• **THE EXERCISE**
Extract all lines that hold "DICHELOPANDALUS" from the records below.

• **MATERIAL**
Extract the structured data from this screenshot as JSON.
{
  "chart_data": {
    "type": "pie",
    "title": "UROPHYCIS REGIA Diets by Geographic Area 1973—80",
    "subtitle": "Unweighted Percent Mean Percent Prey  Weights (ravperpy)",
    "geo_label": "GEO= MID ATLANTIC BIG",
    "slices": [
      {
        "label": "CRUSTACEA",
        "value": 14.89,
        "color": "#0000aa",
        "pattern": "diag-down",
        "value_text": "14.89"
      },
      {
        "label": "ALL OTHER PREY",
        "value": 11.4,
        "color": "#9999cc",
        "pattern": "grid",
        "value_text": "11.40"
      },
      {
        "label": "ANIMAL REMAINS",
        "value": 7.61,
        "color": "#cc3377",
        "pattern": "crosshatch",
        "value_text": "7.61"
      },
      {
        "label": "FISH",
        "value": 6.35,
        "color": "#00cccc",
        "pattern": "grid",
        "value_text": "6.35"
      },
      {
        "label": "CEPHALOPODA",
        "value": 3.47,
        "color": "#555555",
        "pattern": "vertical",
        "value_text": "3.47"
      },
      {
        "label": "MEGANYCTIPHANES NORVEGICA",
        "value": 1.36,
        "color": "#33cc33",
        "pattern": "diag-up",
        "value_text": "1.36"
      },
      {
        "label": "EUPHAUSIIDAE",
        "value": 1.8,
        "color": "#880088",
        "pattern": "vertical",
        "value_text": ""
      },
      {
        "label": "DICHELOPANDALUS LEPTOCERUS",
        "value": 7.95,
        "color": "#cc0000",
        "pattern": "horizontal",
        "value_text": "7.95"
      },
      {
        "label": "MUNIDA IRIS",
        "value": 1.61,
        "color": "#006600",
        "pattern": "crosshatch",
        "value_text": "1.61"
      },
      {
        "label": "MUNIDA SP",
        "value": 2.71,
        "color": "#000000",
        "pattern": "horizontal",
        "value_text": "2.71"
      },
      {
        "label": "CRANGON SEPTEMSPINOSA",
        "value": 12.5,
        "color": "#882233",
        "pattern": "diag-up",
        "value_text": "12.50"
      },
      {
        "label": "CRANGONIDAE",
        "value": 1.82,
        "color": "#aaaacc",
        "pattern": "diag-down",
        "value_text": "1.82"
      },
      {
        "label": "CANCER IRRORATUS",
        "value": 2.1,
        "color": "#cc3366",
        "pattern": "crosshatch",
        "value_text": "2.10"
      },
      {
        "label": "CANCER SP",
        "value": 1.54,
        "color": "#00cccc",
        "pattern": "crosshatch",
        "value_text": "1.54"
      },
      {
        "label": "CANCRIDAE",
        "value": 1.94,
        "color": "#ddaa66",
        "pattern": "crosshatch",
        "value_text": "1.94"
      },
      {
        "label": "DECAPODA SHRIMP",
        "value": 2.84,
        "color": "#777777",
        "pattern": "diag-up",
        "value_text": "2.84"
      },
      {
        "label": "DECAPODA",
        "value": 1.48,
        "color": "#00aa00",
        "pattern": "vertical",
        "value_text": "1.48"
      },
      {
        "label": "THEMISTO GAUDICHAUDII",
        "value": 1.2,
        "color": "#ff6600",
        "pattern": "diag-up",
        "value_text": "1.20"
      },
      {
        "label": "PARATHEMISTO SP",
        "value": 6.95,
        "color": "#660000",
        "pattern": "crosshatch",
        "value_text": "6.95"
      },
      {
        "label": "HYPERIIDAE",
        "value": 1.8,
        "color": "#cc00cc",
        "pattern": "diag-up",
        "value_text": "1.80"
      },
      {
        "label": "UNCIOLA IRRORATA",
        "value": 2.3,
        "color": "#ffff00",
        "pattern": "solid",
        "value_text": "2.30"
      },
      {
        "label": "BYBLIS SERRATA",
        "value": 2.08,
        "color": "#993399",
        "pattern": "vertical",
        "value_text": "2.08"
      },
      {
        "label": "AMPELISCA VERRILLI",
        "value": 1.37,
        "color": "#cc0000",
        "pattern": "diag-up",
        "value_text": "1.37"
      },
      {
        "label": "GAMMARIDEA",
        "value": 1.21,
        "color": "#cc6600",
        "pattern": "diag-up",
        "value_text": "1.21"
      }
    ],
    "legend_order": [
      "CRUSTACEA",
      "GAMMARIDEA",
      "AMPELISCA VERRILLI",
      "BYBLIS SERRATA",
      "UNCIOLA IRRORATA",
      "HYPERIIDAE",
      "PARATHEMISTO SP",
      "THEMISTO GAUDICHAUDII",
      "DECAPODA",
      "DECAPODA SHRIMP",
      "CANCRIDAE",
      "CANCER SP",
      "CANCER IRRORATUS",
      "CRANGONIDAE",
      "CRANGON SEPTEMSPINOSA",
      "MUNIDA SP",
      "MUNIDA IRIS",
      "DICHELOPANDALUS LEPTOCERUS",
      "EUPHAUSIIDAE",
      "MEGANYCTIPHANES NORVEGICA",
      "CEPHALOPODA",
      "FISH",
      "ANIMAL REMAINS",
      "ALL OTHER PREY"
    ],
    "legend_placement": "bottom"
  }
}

• **RESPONSE FOR THIS EXERCISE**
        "label": "DICHELOPANDALUS LEPTOCERUS",
      "DICHELOPANDALUS LEPTOCERUS",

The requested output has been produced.